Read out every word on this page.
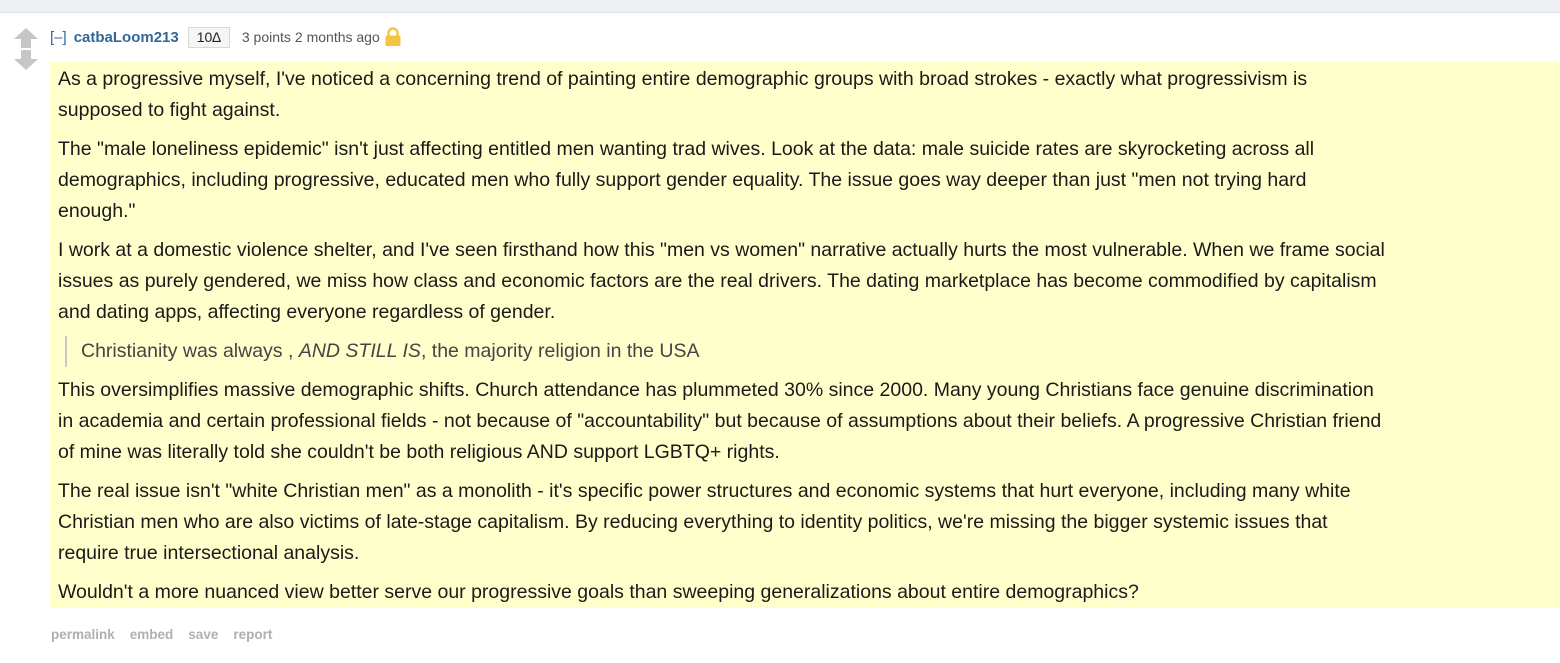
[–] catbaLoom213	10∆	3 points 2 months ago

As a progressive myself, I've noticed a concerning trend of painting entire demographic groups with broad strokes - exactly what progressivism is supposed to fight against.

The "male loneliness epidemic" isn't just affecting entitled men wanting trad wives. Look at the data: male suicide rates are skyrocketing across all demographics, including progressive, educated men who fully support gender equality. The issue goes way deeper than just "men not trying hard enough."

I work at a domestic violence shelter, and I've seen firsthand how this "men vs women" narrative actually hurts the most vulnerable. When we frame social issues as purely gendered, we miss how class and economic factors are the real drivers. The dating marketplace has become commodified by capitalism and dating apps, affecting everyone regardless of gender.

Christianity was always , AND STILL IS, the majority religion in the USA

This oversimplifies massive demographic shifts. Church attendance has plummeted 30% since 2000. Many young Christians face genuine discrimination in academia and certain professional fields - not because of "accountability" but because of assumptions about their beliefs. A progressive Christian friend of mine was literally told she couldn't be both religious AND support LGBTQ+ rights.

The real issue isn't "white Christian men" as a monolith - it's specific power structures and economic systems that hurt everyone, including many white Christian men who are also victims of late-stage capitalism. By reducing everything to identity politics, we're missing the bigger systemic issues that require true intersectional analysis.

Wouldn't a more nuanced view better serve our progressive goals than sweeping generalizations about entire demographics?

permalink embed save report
-=-=-
* **EXERCISE GOAL**
Find each line holding the string "entire" and copy it out.

* **EXERCISE RESULT**
As a progressive myself, I've noticed a concerning trend of painting entire demographic groups with broad strokes - exactly what progressivism is supposed to fight against.
Wouldn't a more nuanced view better serve our progressive goals than sweeping generalizations about entire demographics?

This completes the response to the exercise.